• YOUR GOAL: Skip the pictures. Repeat everything else in the records word for word.

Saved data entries
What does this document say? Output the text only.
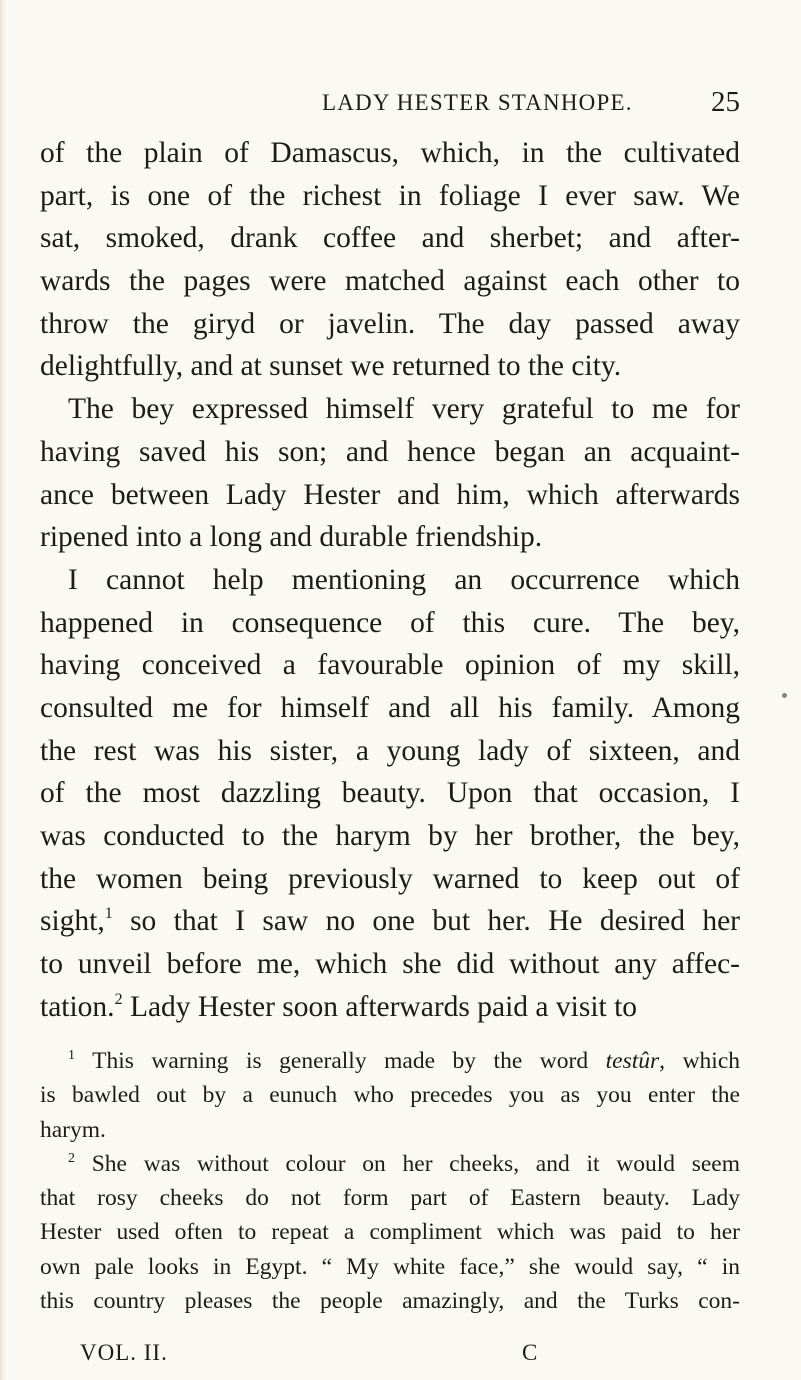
LADY HESTER STANHOPE.	25
of the plain of Damascus, which, in the cultivated
part, is one of the richest in foliage I ever saw. We
sat, smoked, drank coffee and sherbet; and after-
wards the pages were matched against each other to
throw the giryd or javelin. The day passed away
delightfully, and at sunset we returned to the city.
The bey expressed himself very grateful to me for
having saved his son; and hence began an acquaint-
ance between Lady Hester and him, which afterwards
ripened into a long and durable friendship.
I cannot help mentioning an occurrence which
happened in consequence of this cure. The bey,
having conceived a favourable opinion of my skill,
consulted me for himself and all his family. Among
the rest was his sister, a young lady of sixteen, and
of the most dazzling beauty. Upon that occasion, I
was conducted to the harym by her brother, the bey,
the women being previously warned to keep out of
sight,$^1$ so that I saw no one but her. He desired her
to unveil before me, which she did without any affec-
tation.$^2$ Lady Hester soon afterwards paid a visit to
$^1$ This warning is generally made by the word testûr, which
is bawled out by a eunuch who precedes you as you enter the
harym.
$^2$ She was without colour on her cheeks, and it would seem
that rosy cheeks do not form part of Eastern beauty. Lady
Hester used often to repeat a compliment which was paid to her
own pale looks in Egypt. “ My white face,” she would say, “ in
this country pleases the people amazingly, and the Turks con-
VOL. II.	C
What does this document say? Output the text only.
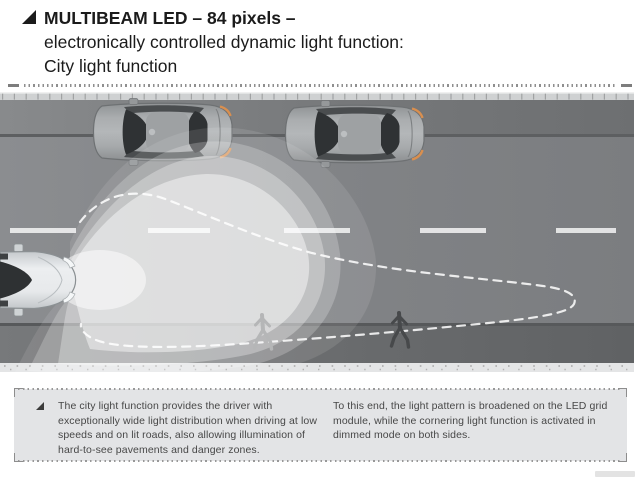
MULTIBEAM LED – 84 pixels –
electronically controlled dynamic light function:
City light function
The city light function provides the driver with exceptionally wide light distribution when driving at low speeds and on lit roads, also allowing illumination of hard-to-see pavements and danger zones.
To this end, the light pattern is broadened on the LED grid module, while the cornering light function is activated in dimmed mode on both sides.
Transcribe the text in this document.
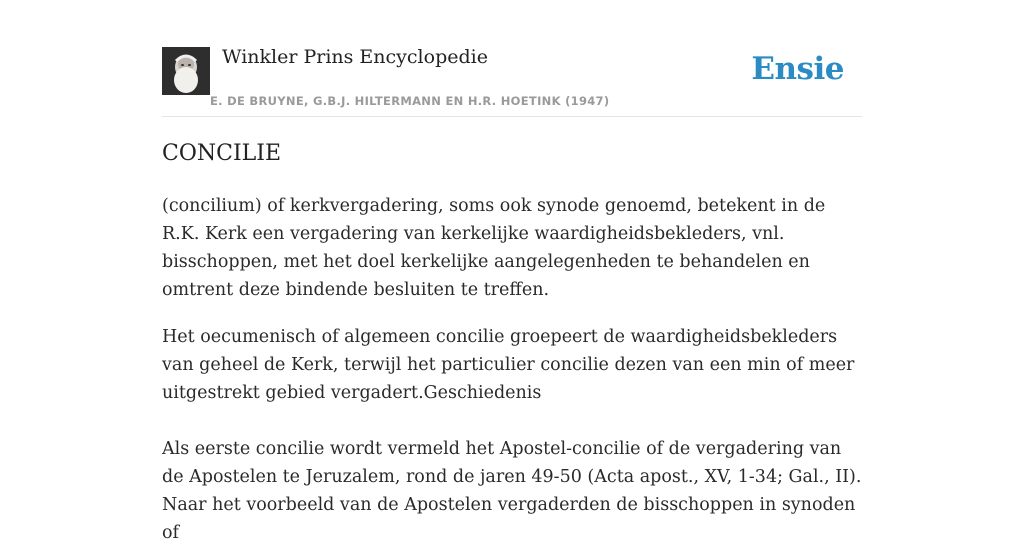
Winkler Prins Encyclopedie
E. DE BRUYNE, G.B.J. HILTERMANN EN H.R. HOETINK (1947)
Ensie
CONCILIE

(concilium) of kerkvergadering, soms ook synode genoemd, betekent in de R.K. Kerk een vergadering van kerkelijke waardigheidsbekleders, vnl. bisschoppen, met het doel kerkelijke aangelegenheden te behandelen en omtrent deze bindende besluiten te treffen.

Het oecumenisch of algemeen concilie groepeert de waardigheidsbekleders van geheel de Kerk, terwijl het particulier concilie dezen van een min of meer uitgestrekt gebied vergadert.Geschiedenis

Als eerste concilie wordt vermeld het Apostel-concilie of de vergadering van de Apostelen te Jeruzalem, rond de jaren 49-50 (Acta apost., XV, 1-34; Gal., II). Naar het voorbeeld van de Apostelen vergaderden de bisschoppen in synoden of
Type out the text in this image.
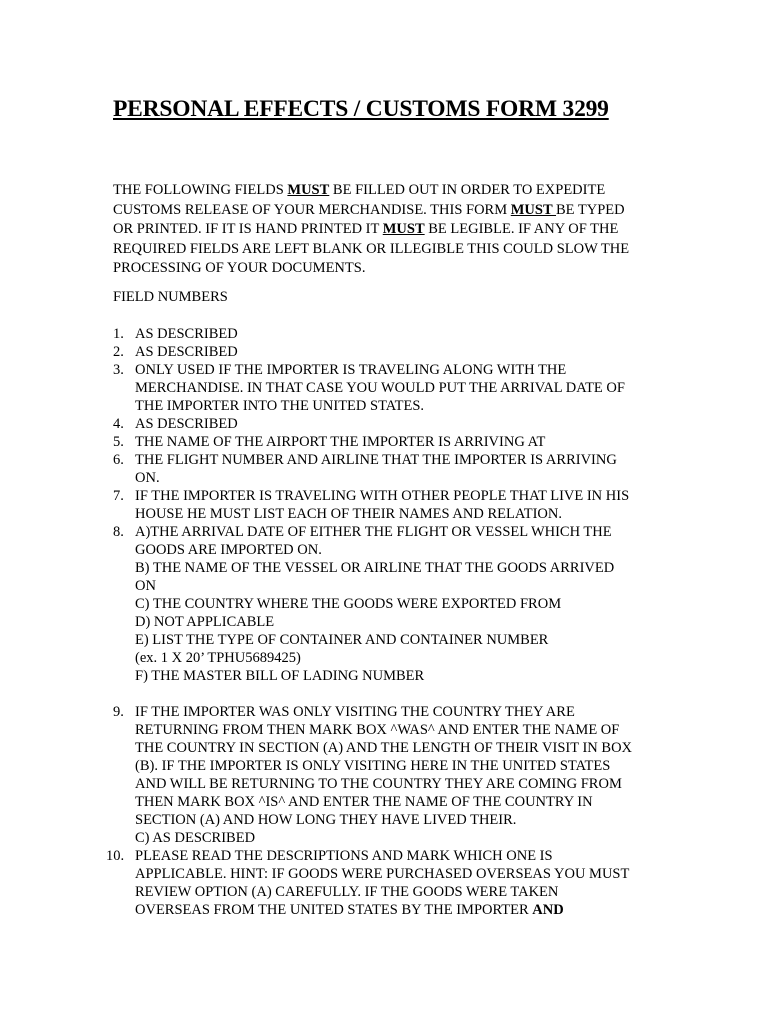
PERSONAL EFFECTS / CUSTOMS FORM 3299
THE FOLLOWING FIELDS MUST BE FILLED OUT IN ORDER TO EXPEDITE
CUSTOMS RELEASE OF YOUR MERCHANDISE. THIS FORM MUST BE TYPED
OR PRINTED. IF IT IS HAND PRINTED IT MUST BE LEGIBLE. IF ANY OF THE
REQUIRED FIELDS ARE LEFT BLANK OR ILLEGIBLE THIS COULD SLOW THE
PROCESSING OF YOUR DOCUMENTS.
FIELD NUMBERS
1. AS DESCRIBED
2. AS DESCRIBED
3. ONLY USED IF THE IMPORTER IS TRAVELING ALONG WITH THE
MERCHANDISE. IN THAT CASE YOU WOULD PUT THE ARRIVAL DATE OF
THE IMPORTER INTO THE UNITED STATES.
4. AS DESCRIBED
5. THE NAME OF THE AIRPORT THE IMPORTER IS ARRIVING AT
6. THE FLIGHT NUMBER AND AIRLINE THAT THE IMPORTER IS ARRIVING
ON.
7. IF THE IMPORTER IS TRAVELING WITH OTHER PEOPLE THAT LIVE IN HIS
HOUSE HE MUST LIST EACH OF THEIR NAMES AND RELATION.
8. A)THE ARRIVAL DATE OF EITHER THE FLIGHT OR VESSEL WHICH THE
GOODS ARE IMPORTED ON.
B) THE NAME OF THE VESSEL OR AIRLINE THAT THE GOODS ARRIVED
ON
C) THE COUNTRY WHERE THE GOODS WERE EXPORTED FROM
D) NOT APPLICABLE
E) LIST THE TYPE OF CONTAINER AND CONTAINER NUMBER
(ex. 1 X 20’ TPHU5689425)
F) THE MASTER BILL OF LADING NUMBER
9. IF THE IMPORTER WAS ONLY VISITING THE COUNTRY THEY ARE
RETURNING FROM THEN MARK BOX ^WAS^ AND ENTER THE NAME OF
THE COUNTRY IN SECTION (A) AND THE LENGTH OF THEIR VISIT IN BOX
(B). IF THE IMPORTER IS ONLY VISITING HERE IN THE UNITED STATES
AND WILL BE RETURNING TO THE COUNTRY THEY ARE COMING FROM
THEN MARK BOX ^IS^ AND ENTER THE NAME OF THE COUNTRY IN
SECTION (A) AND HOW LONG THEY HAVE LIVED THEIR.
C) AS DESCRIBED
10. PLEASE READ THE DESCRIPTIONS AND MARK WHICH ONE IS
APPLICABLE. HINT: IF GOODS WERE PURCHASED OVERSEAS YOU MUST
REVIEW OPTION (A) CAREFULLY. IF THE GOODS WERE TAKEN
OVERSEAS FROM THE UNITED STATES BY THE IMPORTER AND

• SOLUTION FOR THIS TASK:
What does this document say? Output the text only.
LADY HESTER STANHOPE.	25
of the plain of Damascus, which, in the cultivated
part, is one of the richest in foliage I ever saw. We
sat, smoked, drank coffee and sherbet; and after-
wards the pages were matched against each other to
throw the giryd or javelin. The day passed away
delightfully, and at sunset we returned to the city.
The bey expressed himself very grateful to me for
having saved his son; and hence began an acquaint-
ance between Lady Hester and him, which afterwards
ripened into a long and durable friendship.
I cannot help mentioning an occurrence which
happened in consequence of this cure. The bey,
having conceived a favourable opinion of my skill,
consulted me for himself and all his family. Among
the rest was his sister, a young lady of sixteen, and
of the most dazzling beauty. Upon that occasion, I
was conducted to the harym by her brother, the bey,
the women being previously warned to keep out of
sight,$^1$ so that I saw no one but her. He desired her
to unveil before me, which she did without any affec-
tation.$^2$ Lady Hester soon afterwards paid a visit to
$^1$ This warning is generally made by the word testûr, which
is bawled out by a eunuch who precedes you as you enter the
harym.
$^2$ She was without colour on her cheeks, and it would seem
that rosy cheeks do not form part of Eastern beauty. Lady
Hester used often to repeat a compliment which was paid to her
own pale looks in Egypt. “ My white face,” she would say, “ in
this country pleases the people amazingly, and the Turks con-
VOL. II.	C
What does this document say? Output the text only.
MULTIBEAM LED – 84 pixels –
electronically controlled dynamic light function:
City light function
The city light function provides the driver with exceptionally wide light distribution when driving at low speeds and on lit roads, also allowing illumination of hard-to-see pavements and danger zones.
To this end, the light pattern is broadened on the LED grid module, while the cornering light function is activated in dimmed mode on both sides.
Transcribe the text in this document.
Winkler Prins Encyclopedie
E. DE BRUYNE, G.B.J. HILTERMANN EN H.R. HOETINK (1947)
Ensie
CONCILIE

(concilium) of kerkvergadering, soms ook synode genoemd, betekent in de R.K. Kerk een vergadering van kerkelijke waardigheidsbekleders, vnl. bisschoppen, met het doel kerkelijke aangelegenheden te behandelen en omtrent deze bindende besluiten te treffen.

Het oecumenisch of algemeen concilie groepeert de waardigheidsbekleders van geheel de Kerk, terwijl het particulier concilie dezen van een min of meer uitgestrekt gebied vergadert.Geschiedenis

Als eerste concilie wordt vermeld het Apostel-concilie of de vergadering van de Apostelen te Jeruzalem, rond de jaren 49-50 (Acta apost., XV, 1-34; Gal., II). Naar het voorbeeld van de Apostelen vergaderden de bisschoppen in synoden of
Type out the text in this image.
PERSONAL EFFECTS / CUSTOMS FORM 3299
THE FOLLOWING FIELDS MUST BE FILLED OUT IN ORDER TO EXPEDITE
CUSTOMS RELEASE OF YOUR MERCHANDISE. THIS FORM MUST BE TYPED
OR PRINTED. IF IT IS HAND PRINTED IT MUST BE LEGIBLE. IF ANY OF THE
REQUIRED FIELDS ARE LEFT BLANK OR ILLEGIBLE THIS COULD SLOW THE
PROCESSING OF YOUR DOCUMENTS.
FIELD NUMBERS
1. AS DESCRIBED
2. AS DESCRIBED
3. ONLY USED IF THE IMPORTER IS TRAVELING ALONG WITH THE
MERCHANDISE. IN THAT CASE YOU WOULD PUT THE ARRIVAL DATE OF
THE IMPORTER INTO THE UNITED STATES.
4. AS DESCRIBED
5. THE NAME OF THE AIRPORT THE IMPORTER IS ARRIVING AT
6. THE FLIGHT NUMBER AND AIRLINE THAT THE IMPORTER IS ARRIVING
ON.
7. IF THE IMPORTER IS TRAVELING WITH OTHER PEOPLE THAT LIVE IN HIS
HOUSE HE MUST LIST EACH OF THEIR NAMES AND RELATION.
8. A)THE ARRIVAL DATE OF EITHER THE FLIGHT OR VESSEL WHICH THE
GOODS ARE IMPORTED ON.
B) THE NAME OF THE VESSEL OR AIRLINE THAT THE GOODS ARRIVED
ON
C) THE COUNTRY WHERE THE GOODS WERE EXPORTED FROM
D) NOT APPLICABLE
E) LIST THE TYPE OF CONTAINER AND CONTAINER NUMBER
(ex. 1 X 20’ TPHU5689425)
F) THE MASTER BILL OF LADING NUMBER
9. IF THE IMPORTER WAS ONLY VISITING THE COUNTRY THEY ARE
RETURNING FROM THEN MARK BOX ^WAS^ AND ENTER THE NAME OF
THE COUNTRY IN SECTION (A) AND THE LENGTH OF THEIR VISIT IN BOX
(B). IF THE IMPORTER IS ONLY VISITING HERE IN THE UNITED STATES
AND WILL BE RETURNING TO THE COUNTRY THEY ARE COMING FROM
THEN MARK BOX ^IS^ AND ENTER THE NAME OF THE COUNTRY IN
SECTION (A) AND HOW LONG THEY HAVE LIVED THEIR.
C) AS DESCRIBED
10. PLEASE READ THE DESCRIPTIONS AND MARK WHICH ONE IS
APPLICABLE. HINT: IF GOODS WERE PURCHASED OVERSEAS YOU MUST
REVIEW OPTION (A) CAREFULLY. IF THE GOODS WERE TAKEN
OVERSEAS FROM THE UNITED STATES BY THE IMPORTER AND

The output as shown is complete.